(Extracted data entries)
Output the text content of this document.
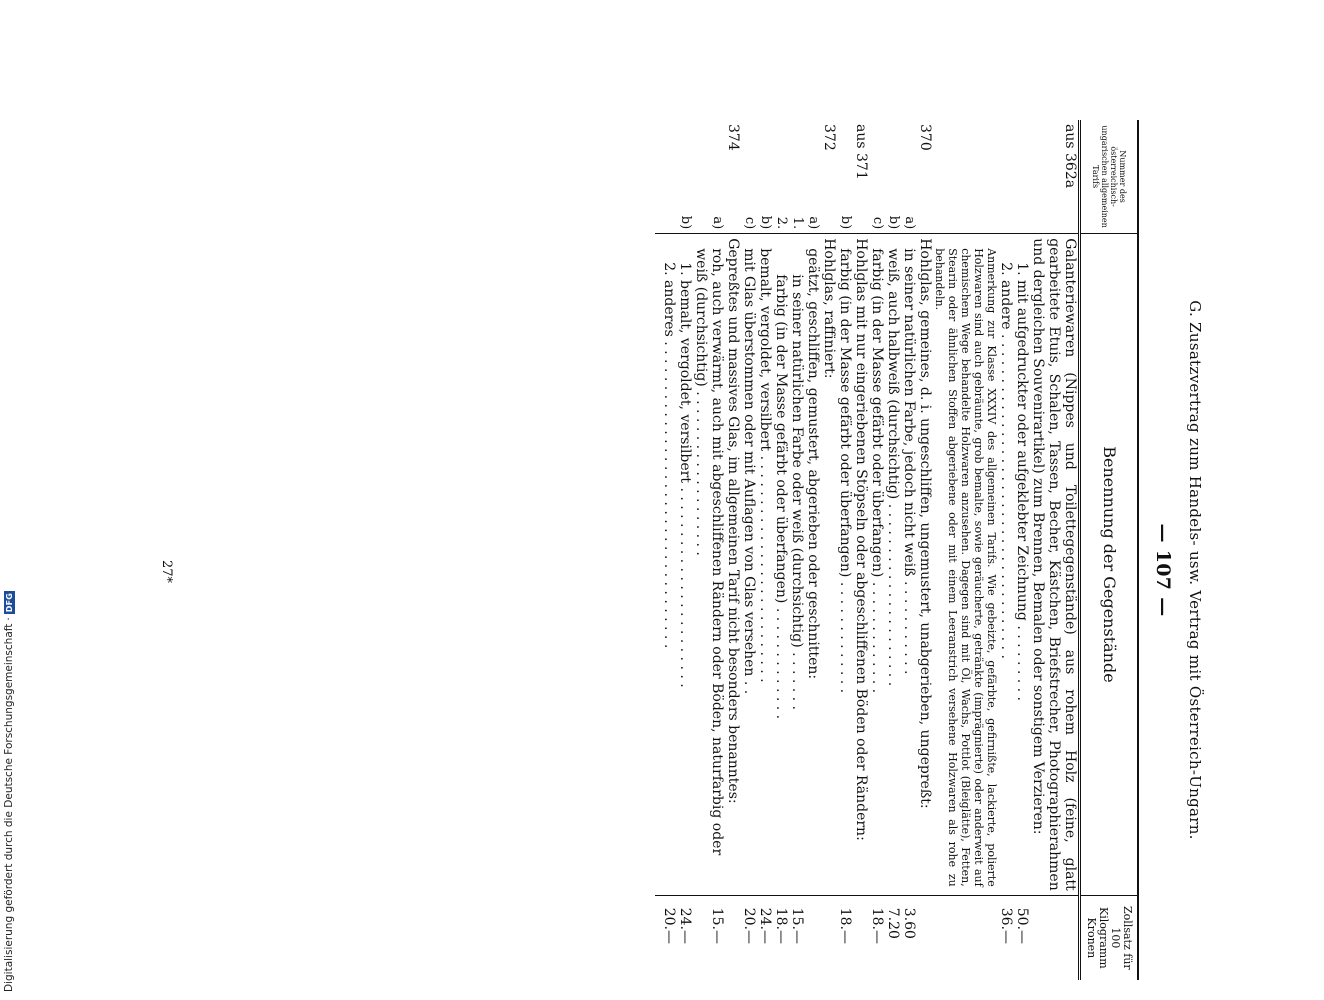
G. Zusatzvertrag zum Handels- usw. Vertrag mit Österreich-Ungarn.
— 107 —
Nummer des österreichisch-ungarischen allgemeinen Tarifs	Benennung der Gegenstände	Zollsatz für 100 Kilogramm Kronen
aus 362a	Galanteriewaren (Nippes und Toilettegegenstände) aus rohem Holz (feine, glatt gearbeitete Etuis, Schalen, Tassen, Becher, Kästchen, Briefstrecher, Photographierahmen und dergleichen Souvenirartikel) zum Brennen, Bemalen oder sonstigem Verzieren:	
	1. mit aufgedruckter oder aufgeklebter Zeichnung . . . . . . . . .	50.—
	2. andere . . . . . . . . . . . . . . . . . . . . . . . . . . . . . . . . . . . . .	36.—
	Anmerkung zur Klasse XXXIV des allgemeinen Tarifs. Wie gebeizte, gefärbte, gefirnißte, lackierte, polierte Holzwaren sind auch gebräunte, grob bemalte, sowie geräucherte, getränkte (imprägnierte) oder anderweit auf chemischem Wege behandelte Holzwaren anzusehen. Dagegen sind mit Öl, Wachs, Pottlot (Bleiglätte), Fetten, Stearin oder ähnlichen Stoffen abgeriebene oder mit einem Leeranstrich versehene Holzwaren als rohe zu behandeln.	
370	Hohlglas, gemeines, d. i. ungeschliffen, ungemustert, unabgerieben, ungepreßt:	
a)	in seiner natürlichen Farbe, jedoch nicht weiß . . . . . . . . . . .	3.60
b)	weiß, auch halbweiß (durchsichtig) . . . . . . . . . . . . . . . . . . . . .	7.20
c)	farbig (in der Masse gefärbt oder überfangen) . . . . . . . . . . . . .	18.—
aus 371	Hohlglas mit nur eingeriebenen Stöpseln oder abgeschliffenen Böden oder Rändern:	
b)	farbig (in der Masse gefärbt oder überfangen) . . . . . . . . . . . . .	18.—
372	Hohlglas, raffiniert:	
a)	geätzt, geschliffen, gemustert, abgerieben oder geschnitten:	
1.	in seiner natürlichen Farbe oder weiß (durchsichtig) . . . . . . .	15.—
2.	farbig (in der Masse gefärbt oder überfangen) . . . . . . . . . . . . .	18.—
b)	bemalt, vergoldet, versilbert . . . . . . . . . . . . . . . . . . . . . . . . . .	24.—
c)	mit Glas überstommen oder mit Auflagen von Glas versehen . .	20.—
374	Gepreßtes und massives Glas, im allgemeinen Tarif nicht besonders benanntes:	
a)	roh, auch verwärmt, auch mit abgeschliffenen Rändern oder Böden, naturfarbig oder weiß (durchsichtig) . . . . . . . . . . . . . . . . . . .	15.—
b)	1. bemalt, vergoldet, versilbert . . . . . . . . . . . . . . . . . . . . . . .	24.—
	2. anderes . . . . . . . . . . . . . . . . . . . . . . . . . . . . . . . . . . .	20.—
27*
Digitalisierung gefördert durch die Deutsche Forschungsgemeinschaft
·
DFG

**Exercise description**
Your answer should be a single number: how many lines in the data above include "seiner"?

**The output**
2